PROBLEM ▸ Below are the records; locate each line with the word "JSON" and copy it.

**** ENTRIES PROVIDED ****

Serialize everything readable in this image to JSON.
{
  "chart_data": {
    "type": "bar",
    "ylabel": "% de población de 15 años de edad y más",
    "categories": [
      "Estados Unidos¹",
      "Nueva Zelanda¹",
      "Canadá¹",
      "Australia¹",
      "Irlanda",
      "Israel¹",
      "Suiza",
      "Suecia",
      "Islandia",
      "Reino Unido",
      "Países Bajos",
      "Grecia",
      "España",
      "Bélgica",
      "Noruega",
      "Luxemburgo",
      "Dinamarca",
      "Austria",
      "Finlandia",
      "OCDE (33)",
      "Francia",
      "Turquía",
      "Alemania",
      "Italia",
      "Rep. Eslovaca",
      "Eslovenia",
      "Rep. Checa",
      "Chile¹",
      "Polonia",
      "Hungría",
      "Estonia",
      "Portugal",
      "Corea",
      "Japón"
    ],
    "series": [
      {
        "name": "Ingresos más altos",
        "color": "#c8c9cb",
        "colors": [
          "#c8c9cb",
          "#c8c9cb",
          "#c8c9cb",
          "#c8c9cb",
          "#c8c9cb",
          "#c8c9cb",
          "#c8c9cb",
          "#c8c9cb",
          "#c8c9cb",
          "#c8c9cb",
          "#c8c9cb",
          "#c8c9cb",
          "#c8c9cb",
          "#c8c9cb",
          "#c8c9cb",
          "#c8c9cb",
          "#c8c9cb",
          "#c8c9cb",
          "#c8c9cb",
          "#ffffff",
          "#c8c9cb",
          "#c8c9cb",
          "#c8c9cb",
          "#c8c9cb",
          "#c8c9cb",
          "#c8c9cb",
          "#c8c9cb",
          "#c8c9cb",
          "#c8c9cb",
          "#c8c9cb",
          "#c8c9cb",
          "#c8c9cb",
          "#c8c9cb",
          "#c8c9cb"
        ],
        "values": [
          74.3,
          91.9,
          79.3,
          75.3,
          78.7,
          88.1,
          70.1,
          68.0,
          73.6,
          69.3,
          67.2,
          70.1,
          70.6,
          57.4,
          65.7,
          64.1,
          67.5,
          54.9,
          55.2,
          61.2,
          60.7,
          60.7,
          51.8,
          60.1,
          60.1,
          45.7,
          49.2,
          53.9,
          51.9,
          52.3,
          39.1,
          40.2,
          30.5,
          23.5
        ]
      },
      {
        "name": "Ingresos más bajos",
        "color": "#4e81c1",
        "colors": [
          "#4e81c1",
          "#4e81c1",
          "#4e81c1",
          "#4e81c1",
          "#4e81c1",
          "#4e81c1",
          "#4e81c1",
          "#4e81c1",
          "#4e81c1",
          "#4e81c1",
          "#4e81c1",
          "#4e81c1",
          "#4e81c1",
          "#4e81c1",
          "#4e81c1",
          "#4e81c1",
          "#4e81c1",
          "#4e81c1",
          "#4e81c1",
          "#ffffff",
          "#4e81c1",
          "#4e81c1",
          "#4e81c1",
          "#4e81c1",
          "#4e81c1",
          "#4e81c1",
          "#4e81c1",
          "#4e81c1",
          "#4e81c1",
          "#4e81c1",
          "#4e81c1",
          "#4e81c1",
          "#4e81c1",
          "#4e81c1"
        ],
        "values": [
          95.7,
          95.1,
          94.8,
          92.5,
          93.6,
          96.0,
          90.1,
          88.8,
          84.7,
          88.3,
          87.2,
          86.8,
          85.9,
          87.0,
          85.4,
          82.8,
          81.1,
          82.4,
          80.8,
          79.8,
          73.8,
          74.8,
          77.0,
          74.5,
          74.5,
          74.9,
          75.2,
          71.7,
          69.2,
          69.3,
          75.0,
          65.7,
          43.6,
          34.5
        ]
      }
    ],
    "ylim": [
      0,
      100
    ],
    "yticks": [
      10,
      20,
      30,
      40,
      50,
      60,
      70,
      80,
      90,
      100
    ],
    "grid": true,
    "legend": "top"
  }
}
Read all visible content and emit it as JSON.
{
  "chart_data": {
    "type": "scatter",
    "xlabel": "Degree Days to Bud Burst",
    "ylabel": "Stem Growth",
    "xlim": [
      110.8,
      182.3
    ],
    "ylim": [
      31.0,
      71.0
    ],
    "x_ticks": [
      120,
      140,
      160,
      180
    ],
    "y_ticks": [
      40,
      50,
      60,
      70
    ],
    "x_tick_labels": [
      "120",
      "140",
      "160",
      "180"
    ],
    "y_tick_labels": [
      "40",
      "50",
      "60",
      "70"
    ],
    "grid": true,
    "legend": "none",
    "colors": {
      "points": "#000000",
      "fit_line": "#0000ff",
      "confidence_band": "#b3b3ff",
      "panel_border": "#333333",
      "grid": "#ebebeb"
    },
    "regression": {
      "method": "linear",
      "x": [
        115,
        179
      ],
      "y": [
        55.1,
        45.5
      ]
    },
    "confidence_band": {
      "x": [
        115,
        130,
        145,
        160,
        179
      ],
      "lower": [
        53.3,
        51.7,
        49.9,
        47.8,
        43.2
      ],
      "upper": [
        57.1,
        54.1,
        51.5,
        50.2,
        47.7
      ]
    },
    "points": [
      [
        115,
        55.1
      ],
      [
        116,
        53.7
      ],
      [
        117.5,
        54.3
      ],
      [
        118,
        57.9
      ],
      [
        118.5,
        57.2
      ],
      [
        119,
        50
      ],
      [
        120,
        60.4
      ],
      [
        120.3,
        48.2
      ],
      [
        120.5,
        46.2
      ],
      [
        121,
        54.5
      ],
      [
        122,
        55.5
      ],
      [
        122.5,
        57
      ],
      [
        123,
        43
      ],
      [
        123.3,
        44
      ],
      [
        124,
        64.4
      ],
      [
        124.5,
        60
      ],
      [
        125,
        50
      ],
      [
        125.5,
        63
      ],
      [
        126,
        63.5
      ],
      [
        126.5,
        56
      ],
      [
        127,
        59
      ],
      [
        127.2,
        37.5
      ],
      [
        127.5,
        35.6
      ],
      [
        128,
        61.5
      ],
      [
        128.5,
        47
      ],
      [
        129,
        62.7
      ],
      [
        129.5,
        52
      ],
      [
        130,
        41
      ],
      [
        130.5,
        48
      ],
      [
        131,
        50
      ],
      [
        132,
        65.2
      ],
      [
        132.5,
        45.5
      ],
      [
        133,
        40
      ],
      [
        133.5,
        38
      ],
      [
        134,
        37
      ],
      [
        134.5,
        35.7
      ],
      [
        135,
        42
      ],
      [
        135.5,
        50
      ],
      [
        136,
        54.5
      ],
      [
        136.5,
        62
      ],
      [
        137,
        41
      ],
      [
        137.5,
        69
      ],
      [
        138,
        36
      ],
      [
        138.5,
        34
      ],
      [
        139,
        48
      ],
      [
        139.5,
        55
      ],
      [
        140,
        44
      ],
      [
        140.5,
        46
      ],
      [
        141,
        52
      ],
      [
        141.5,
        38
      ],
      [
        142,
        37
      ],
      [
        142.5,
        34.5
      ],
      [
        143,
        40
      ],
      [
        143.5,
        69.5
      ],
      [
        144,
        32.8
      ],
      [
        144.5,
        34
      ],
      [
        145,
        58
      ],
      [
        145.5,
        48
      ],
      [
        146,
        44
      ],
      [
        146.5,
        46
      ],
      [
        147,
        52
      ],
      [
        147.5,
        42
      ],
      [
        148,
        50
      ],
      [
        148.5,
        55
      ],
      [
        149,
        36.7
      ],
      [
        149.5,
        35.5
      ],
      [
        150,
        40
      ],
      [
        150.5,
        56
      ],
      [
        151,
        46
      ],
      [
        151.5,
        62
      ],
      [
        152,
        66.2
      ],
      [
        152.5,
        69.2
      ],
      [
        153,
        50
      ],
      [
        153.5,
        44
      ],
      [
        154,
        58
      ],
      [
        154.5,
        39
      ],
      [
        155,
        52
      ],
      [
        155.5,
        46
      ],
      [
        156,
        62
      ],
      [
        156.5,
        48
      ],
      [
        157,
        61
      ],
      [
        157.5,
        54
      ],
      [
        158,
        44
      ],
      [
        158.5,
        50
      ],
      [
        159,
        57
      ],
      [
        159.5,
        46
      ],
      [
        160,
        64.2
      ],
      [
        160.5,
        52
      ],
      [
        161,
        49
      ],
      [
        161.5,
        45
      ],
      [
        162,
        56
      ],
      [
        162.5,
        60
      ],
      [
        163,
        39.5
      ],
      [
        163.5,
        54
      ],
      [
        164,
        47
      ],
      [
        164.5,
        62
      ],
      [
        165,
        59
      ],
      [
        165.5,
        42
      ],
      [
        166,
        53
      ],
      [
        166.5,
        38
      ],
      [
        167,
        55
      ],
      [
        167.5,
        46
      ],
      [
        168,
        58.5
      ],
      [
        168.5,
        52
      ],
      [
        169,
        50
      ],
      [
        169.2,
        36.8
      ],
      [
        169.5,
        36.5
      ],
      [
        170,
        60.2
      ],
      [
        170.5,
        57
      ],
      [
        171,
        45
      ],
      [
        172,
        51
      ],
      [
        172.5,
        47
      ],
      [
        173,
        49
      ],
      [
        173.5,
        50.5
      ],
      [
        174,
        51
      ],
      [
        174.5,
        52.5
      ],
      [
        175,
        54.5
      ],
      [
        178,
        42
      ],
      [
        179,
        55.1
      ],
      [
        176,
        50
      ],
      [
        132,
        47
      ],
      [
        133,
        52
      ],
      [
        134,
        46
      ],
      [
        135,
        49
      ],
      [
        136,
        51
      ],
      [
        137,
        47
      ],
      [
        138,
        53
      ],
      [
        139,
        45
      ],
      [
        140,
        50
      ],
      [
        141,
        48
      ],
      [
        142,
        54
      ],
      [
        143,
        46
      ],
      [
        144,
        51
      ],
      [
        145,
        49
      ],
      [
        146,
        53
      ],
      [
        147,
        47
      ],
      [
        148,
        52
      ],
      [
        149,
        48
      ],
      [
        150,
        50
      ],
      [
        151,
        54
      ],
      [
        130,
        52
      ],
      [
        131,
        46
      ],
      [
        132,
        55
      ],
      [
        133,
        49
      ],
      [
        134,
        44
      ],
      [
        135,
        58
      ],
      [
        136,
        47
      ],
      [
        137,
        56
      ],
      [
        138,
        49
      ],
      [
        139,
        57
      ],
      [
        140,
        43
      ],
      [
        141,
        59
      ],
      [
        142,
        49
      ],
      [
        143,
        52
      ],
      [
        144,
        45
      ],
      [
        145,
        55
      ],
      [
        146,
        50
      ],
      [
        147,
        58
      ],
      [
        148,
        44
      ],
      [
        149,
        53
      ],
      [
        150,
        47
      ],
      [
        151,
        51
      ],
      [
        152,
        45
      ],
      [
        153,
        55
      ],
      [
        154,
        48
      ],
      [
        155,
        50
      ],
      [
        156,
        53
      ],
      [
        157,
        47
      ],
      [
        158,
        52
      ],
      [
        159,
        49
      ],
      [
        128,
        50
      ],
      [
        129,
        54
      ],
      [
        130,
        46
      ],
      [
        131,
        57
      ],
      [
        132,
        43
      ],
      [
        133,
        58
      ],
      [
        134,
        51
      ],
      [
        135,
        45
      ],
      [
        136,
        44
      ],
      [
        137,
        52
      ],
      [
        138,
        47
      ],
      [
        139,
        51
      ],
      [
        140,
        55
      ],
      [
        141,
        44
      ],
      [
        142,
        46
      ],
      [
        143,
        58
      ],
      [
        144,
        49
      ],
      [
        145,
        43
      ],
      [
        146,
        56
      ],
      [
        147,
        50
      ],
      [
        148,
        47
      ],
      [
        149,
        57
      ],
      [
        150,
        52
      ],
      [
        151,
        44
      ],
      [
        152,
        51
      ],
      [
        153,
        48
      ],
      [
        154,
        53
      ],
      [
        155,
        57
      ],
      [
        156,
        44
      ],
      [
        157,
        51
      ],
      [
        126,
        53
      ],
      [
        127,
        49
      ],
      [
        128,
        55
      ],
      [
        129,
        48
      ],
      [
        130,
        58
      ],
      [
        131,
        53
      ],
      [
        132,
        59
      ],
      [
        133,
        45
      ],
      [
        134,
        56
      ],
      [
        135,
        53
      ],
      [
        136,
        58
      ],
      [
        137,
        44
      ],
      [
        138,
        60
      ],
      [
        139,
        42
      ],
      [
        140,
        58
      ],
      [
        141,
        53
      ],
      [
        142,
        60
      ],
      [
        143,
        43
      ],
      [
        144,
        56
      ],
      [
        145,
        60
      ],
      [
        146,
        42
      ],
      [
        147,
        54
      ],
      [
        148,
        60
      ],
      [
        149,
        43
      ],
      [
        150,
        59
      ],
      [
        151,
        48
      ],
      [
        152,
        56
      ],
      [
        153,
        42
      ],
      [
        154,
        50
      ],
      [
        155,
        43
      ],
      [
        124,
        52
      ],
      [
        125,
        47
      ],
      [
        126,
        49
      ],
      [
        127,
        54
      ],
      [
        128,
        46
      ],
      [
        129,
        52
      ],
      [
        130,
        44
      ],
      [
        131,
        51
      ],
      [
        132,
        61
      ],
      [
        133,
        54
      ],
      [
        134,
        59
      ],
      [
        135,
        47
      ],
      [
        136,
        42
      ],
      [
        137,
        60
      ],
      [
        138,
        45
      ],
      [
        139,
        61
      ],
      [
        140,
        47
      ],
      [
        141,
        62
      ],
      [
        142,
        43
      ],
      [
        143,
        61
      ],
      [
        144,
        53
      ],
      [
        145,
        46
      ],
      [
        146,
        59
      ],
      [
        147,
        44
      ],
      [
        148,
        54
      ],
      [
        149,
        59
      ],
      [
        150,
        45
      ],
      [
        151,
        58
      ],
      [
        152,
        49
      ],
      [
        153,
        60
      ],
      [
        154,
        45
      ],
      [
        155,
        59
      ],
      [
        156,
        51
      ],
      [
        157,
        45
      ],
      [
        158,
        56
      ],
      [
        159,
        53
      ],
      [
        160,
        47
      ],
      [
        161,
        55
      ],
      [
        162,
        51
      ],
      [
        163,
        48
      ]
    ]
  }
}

****

WORKED SOLUTION ▸
Serialize everything readable in this image to JSON.
Read all visible content and emit it as JSON.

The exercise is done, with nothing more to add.